[start]
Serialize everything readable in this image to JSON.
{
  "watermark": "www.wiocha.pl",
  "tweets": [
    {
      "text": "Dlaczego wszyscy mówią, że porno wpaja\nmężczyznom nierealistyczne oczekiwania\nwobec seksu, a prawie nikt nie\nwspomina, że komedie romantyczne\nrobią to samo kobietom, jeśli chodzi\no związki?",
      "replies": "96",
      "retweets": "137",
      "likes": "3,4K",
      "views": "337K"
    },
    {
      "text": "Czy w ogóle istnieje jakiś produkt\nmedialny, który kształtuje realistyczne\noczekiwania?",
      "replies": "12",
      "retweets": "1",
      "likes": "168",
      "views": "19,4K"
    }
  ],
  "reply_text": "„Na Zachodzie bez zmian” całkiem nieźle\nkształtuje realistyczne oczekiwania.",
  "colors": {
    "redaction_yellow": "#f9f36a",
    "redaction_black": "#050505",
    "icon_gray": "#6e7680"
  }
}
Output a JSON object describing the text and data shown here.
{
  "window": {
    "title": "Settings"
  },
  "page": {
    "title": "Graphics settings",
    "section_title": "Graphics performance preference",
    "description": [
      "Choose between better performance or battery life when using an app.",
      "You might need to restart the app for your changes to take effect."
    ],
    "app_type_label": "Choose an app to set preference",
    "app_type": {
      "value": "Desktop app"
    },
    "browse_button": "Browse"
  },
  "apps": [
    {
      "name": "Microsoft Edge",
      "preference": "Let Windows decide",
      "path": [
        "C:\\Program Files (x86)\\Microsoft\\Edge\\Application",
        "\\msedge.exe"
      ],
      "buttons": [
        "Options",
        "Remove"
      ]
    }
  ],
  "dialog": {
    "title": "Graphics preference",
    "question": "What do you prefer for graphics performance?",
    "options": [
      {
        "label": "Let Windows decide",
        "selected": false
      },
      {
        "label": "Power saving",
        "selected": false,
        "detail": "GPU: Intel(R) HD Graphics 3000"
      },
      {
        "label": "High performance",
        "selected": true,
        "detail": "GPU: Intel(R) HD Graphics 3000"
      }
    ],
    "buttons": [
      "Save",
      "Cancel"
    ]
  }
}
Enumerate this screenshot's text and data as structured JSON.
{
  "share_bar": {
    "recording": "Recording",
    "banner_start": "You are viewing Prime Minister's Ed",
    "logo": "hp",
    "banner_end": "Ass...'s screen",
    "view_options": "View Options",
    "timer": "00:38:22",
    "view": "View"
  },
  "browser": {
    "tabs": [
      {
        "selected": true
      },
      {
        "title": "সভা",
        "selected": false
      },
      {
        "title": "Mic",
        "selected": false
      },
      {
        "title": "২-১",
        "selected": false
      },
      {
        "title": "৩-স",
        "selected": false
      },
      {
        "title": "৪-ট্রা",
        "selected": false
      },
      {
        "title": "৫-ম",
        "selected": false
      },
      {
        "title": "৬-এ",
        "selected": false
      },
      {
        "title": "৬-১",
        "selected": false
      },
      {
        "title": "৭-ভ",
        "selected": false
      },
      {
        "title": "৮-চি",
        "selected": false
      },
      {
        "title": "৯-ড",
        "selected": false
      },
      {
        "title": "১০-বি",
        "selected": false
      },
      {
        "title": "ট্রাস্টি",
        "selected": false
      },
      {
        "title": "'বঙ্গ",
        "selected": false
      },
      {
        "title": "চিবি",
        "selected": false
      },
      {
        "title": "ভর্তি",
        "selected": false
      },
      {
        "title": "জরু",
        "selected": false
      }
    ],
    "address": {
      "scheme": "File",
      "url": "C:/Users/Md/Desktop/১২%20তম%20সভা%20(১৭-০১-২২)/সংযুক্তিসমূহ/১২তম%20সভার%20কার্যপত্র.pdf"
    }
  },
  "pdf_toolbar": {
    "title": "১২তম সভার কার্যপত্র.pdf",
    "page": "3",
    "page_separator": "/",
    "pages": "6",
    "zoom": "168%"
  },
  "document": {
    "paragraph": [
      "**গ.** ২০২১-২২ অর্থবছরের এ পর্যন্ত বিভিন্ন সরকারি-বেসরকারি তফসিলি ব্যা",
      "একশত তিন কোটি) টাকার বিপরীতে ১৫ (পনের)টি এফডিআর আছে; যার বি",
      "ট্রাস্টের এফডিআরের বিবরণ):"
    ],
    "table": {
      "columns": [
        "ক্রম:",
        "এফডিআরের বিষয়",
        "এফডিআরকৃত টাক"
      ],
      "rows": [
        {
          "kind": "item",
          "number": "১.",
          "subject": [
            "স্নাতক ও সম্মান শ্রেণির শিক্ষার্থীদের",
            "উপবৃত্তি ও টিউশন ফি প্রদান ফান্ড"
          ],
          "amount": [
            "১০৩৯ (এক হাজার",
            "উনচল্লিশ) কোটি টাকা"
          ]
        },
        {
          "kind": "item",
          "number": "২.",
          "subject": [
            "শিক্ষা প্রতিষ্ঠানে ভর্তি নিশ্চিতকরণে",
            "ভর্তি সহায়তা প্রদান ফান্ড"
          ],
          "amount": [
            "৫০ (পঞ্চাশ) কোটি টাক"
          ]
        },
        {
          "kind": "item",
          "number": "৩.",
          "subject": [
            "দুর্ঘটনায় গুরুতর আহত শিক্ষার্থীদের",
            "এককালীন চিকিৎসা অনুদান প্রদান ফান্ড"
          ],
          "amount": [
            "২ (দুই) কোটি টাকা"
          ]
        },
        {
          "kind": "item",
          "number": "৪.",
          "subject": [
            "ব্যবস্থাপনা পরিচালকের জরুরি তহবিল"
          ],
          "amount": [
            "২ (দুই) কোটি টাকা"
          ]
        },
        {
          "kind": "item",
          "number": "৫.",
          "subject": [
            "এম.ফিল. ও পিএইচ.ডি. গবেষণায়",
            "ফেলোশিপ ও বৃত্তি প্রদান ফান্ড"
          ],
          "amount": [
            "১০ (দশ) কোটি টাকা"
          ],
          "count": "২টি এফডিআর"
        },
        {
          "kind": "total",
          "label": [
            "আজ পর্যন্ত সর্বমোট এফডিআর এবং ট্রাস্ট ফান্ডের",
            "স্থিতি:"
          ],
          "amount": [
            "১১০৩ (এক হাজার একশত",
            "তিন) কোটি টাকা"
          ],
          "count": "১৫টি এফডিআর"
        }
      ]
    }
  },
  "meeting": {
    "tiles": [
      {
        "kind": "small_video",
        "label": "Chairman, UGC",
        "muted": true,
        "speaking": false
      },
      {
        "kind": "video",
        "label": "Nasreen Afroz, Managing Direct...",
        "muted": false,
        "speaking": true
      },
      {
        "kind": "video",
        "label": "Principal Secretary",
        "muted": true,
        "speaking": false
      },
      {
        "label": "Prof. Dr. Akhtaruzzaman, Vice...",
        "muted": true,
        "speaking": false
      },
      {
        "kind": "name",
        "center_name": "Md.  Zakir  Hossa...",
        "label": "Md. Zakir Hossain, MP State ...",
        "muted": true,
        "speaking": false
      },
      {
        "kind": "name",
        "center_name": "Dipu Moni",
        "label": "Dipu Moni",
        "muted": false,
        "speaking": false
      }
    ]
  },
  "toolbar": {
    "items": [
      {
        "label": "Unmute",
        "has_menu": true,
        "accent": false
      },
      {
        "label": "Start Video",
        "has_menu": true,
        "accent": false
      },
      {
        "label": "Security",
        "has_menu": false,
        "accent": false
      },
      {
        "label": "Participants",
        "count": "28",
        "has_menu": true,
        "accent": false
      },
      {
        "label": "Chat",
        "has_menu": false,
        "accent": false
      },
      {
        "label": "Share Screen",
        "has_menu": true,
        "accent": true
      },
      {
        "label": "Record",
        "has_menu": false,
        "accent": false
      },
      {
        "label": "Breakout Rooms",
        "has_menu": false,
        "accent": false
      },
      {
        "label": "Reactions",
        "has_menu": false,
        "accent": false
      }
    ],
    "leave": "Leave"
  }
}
[end]
__Stated exercise__
Which lines of the material contain the string "Moni"? List each of them.

__Exercise solution__
        "center_name": "Dipu Moni",
        "label": "Dipu Moni",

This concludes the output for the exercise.